# START OF Raw records

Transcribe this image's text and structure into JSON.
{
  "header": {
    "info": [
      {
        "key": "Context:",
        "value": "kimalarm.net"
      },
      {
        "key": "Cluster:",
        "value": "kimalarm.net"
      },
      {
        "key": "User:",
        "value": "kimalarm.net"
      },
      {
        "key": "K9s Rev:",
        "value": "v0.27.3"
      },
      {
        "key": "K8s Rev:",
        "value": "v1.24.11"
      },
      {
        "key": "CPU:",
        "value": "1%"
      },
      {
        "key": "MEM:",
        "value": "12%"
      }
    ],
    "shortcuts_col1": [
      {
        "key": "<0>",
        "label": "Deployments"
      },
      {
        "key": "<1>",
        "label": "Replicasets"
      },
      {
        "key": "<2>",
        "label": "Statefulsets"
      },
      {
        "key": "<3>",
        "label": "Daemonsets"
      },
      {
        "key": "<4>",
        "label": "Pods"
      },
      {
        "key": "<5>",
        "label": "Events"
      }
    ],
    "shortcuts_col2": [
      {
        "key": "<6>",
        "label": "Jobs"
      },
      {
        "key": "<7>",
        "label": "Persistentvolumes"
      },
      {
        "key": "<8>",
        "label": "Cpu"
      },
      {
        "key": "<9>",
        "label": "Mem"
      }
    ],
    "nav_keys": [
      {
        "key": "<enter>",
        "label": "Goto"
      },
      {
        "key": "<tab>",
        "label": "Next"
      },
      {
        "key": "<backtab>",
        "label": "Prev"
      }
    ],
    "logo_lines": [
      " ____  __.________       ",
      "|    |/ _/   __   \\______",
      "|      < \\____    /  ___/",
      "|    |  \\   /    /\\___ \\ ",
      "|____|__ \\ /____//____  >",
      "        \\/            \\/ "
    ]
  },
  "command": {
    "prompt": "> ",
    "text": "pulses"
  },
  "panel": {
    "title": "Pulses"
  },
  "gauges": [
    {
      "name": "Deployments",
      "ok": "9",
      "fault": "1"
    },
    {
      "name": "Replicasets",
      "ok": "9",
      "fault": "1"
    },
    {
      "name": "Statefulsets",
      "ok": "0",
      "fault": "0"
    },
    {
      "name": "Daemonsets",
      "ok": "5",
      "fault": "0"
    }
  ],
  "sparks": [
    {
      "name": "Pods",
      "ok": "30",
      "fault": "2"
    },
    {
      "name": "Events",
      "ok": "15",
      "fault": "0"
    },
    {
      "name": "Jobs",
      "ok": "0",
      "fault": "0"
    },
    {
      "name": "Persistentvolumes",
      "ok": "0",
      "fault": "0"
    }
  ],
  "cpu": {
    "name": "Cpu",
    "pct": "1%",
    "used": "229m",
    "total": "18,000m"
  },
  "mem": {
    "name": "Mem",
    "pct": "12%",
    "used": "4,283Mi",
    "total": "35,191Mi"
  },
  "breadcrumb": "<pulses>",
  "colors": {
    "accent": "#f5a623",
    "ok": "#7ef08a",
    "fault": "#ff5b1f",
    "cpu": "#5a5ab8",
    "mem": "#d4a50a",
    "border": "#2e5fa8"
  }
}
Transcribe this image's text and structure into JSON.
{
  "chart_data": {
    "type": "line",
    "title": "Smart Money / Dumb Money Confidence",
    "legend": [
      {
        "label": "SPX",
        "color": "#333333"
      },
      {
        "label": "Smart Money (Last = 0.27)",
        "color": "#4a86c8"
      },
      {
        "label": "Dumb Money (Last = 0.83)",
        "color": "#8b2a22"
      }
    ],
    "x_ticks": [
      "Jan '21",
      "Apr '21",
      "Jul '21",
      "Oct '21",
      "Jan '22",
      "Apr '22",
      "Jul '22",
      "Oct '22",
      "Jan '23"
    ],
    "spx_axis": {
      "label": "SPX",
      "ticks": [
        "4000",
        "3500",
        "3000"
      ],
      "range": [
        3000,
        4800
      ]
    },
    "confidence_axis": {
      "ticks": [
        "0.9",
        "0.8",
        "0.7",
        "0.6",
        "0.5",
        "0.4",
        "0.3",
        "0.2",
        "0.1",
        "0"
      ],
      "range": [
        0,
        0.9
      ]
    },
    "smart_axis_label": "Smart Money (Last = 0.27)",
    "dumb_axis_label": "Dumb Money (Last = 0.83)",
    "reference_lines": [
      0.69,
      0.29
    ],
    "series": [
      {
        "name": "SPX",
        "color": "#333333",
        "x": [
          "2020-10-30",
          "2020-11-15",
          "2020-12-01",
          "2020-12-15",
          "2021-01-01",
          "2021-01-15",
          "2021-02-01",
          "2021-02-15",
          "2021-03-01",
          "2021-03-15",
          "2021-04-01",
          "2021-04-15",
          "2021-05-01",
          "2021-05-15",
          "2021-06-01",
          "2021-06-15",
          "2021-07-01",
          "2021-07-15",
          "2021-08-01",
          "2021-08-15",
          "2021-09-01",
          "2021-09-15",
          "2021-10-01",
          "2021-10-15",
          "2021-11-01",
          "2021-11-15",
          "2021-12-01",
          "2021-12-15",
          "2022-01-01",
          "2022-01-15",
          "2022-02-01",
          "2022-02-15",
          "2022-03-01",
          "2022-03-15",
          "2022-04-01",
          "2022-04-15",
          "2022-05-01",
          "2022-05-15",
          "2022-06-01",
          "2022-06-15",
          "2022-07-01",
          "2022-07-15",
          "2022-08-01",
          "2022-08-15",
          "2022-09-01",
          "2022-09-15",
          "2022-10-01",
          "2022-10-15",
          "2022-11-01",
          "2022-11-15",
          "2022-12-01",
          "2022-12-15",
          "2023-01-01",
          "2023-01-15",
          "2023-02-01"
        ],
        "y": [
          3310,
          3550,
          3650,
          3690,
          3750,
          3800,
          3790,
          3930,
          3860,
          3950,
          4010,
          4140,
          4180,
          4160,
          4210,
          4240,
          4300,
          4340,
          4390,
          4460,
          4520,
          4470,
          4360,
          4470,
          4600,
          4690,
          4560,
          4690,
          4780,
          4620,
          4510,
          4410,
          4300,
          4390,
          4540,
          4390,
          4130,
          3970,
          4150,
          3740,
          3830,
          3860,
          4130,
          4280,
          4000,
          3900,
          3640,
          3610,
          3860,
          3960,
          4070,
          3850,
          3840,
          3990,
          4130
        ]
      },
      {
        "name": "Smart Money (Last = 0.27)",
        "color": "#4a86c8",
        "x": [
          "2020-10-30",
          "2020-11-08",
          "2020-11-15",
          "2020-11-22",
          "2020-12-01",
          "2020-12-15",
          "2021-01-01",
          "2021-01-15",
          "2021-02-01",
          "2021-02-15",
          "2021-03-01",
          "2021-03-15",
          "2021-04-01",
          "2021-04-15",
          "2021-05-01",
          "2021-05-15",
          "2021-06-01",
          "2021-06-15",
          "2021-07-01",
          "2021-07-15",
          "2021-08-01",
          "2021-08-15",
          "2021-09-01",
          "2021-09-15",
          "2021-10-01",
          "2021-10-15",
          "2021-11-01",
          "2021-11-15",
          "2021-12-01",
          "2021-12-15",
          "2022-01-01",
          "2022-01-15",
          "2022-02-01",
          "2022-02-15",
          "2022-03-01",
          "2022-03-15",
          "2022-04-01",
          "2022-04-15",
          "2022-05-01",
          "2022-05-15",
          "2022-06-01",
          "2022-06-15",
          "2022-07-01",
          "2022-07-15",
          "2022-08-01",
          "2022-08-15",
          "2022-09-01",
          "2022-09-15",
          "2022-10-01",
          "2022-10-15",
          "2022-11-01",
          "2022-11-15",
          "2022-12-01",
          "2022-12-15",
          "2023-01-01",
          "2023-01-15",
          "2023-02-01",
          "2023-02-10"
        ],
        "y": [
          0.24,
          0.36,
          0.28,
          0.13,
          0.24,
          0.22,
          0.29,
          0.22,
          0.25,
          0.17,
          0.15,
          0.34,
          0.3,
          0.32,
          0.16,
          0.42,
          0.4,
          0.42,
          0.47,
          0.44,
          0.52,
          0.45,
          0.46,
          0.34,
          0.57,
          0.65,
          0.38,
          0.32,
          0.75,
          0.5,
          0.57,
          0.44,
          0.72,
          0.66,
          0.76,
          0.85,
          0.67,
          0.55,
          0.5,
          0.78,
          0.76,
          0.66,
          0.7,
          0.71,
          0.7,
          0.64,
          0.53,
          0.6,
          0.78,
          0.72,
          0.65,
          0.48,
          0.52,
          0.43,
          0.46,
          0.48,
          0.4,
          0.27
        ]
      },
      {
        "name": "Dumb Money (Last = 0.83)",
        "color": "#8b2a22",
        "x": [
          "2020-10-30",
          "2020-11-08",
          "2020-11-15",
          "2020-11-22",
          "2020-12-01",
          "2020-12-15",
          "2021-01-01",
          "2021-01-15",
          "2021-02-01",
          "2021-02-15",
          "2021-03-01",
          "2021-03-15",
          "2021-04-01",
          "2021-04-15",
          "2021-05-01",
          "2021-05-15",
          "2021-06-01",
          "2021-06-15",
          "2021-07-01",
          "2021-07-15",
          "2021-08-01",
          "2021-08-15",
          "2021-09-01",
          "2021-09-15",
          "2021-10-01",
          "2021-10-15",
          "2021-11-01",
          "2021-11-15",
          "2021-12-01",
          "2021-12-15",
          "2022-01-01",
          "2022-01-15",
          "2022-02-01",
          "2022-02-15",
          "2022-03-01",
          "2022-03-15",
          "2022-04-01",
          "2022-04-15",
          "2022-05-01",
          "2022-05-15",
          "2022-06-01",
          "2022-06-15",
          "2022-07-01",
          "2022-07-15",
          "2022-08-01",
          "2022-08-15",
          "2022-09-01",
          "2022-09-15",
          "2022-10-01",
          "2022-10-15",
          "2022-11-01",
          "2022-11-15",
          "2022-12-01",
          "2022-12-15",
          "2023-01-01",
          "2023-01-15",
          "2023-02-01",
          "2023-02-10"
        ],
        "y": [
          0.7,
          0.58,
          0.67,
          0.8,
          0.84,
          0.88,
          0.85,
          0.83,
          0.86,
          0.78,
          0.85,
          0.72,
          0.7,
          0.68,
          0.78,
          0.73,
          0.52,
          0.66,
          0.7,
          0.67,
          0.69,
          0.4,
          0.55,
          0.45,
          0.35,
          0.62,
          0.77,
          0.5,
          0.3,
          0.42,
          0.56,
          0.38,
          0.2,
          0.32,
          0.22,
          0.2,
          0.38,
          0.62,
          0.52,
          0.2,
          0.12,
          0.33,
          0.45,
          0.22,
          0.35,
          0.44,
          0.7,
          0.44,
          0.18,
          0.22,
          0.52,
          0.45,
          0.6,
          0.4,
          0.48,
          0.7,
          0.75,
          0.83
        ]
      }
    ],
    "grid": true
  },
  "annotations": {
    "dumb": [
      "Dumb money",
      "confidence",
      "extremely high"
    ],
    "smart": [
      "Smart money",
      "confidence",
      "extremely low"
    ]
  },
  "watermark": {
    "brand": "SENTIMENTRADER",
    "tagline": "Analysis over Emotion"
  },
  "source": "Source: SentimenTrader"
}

# END OF Raw records

• **Task requirements**: Every line of the listing that holds "Last" should be found and copied.

• **Response for this exercise**:
        "label": "Smart Money (Last = 0.27)",
        "label": "Dumb Money (Last = 0.83)",
    "smart_axis_label": "Smart Money (Last = 0.27)",
    "dumb_axis_label": "Dumb Money (Last = 0.83)",
        "name": "Smart Money (Last = 0.27)",
        "name": "Dumb Money (Last = 0.83)",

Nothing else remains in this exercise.